### Chart and figure data
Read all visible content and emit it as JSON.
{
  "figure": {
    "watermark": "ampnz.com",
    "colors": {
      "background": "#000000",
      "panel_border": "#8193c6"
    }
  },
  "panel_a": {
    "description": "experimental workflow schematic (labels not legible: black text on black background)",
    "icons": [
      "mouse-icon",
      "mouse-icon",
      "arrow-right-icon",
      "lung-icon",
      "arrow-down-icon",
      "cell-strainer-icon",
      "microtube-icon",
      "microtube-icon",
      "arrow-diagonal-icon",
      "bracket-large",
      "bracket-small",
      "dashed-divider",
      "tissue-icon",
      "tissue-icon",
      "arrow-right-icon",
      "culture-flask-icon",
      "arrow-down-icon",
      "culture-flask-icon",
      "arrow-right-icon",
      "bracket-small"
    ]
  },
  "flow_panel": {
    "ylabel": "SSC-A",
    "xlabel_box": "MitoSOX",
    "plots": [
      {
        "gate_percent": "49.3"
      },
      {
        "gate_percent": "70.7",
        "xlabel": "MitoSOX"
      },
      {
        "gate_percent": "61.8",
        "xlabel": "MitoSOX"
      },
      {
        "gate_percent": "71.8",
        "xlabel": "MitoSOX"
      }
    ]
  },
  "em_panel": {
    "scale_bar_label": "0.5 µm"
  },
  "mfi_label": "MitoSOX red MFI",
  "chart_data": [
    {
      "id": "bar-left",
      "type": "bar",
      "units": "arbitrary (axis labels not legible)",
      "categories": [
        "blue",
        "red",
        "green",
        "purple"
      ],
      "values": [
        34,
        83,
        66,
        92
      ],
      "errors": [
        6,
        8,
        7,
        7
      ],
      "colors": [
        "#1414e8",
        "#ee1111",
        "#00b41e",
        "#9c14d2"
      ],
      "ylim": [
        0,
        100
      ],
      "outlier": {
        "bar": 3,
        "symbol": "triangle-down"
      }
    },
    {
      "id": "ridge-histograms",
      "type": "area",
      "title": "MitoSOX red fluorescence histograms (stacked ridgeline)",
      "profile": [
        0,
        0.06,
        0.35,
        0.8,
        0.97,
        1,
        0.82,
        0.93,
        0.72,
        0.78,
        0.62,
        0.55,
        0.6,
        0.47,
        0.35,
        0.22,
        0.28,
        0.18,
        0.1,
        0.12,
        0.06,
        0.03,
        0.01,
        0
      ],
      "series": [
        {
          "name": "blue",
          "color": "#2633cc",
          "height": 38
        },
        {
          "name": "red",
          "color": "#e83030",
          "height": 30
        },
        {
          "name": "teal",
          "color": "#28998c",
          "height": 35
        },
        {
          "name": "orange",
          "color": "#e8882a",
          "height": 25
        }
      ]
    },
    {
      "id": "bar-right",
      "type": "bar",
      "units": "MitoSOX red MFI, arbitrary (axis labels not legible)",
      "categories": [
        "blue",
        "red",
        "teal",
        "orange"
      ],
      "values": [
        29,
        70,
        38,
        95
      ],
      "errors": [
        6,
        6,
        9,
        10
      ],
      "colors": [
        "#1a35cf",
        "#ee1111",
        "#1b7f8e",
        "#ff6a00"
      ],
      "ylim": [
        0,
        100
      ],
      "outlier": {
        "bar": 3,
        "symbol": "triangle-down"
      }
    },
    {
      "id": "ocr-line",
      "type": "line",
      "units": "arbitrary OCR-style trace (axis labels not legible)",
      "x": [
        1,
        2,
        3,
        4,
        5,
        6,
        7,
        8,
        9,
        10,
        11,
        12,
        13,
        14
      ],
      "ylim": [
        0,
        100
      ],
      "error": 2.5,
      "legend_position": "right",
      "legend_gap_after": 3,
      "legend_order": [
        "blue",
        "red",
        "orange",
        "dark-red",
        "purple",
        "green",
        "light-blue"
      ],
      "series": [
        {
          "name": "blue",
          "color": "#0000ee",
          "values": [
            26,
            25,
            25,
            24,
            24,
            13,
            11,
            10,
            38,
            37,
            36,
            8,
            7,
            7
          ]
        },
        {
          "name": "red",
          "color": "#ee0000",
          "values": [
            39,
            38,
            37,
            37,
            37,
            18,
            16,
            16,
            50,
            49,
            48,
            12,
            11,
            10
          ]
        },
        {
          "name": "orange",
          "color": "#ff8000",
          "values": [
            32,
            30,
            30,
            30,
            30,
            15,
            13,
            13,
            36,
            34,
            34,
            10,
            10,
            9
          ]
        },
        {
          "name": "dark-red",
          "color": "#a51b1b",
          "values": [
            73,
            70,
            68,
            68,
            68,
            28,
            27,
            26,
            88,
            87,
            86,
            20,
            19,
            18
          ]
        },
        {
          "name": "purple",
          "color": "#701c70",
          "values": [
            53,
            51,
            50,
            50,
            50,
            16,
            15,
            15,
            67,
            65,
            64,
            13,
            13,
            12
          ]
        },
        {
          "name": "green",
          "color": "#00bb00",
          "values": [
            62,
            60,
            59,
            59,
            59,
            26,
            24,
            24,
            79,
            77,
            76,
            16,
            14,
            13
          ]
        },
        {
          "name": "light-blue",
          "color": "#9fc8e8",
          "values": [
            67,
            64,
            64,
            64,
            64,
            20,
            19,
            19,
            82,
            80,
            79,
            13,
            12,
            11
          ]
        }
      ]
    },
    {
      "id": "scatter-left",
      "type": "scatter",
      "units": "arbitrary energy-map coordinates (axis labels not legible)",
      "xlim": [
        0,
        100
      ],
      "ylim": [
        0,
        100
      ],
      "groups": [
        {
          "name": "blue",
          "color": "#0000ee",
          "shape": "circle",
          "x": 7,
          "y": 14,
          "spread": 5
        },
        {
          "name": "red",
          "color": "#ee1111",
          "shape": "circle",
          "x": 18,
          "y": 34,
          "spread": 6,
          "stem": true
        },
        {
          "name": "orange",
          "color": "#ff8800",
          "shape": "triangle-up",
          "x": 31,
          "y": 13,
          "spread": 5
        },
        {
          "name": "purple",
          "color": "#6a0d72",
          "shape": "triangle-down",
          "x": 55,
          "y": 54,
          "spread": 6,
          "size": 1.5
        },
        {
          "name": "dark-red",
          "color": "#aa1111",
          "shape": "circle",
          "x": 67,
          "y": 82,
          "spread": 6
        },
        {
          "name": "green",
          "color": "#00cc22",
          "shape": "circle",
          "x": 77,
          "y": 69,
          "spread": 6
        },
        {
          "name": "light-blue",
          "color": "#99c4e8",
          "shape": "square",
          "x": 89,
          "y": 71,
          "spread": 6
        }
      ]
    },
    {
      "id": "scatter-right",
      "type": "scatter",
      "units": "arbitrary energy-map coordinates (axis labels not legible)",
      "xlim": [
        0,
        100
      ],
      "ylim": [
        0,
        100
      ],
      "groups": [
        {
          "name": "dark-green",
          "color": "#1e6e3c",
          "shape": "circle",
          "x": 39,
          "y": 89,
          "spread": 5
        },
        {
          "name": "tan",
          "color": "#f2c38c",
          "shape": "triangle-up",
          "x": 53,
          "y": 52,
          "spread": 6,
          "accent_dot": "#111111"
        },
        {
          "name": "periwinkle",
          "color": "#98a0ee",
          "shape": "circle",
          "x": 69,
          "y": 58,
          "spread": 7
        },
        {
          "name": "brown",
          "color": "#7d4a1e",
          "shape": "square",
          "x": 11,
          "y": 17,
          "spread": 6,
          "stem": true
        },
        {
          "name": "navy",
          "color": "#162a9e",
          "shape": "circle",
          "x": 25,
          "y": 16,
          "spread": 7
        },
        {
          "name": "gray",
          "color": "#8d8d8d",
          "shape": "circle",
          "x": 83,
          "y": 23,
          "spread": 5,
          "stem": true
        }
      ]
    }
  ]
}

### Exercise task
Report the number of lines that include the string "bracket"; return nothing but the count.

### Finished task
3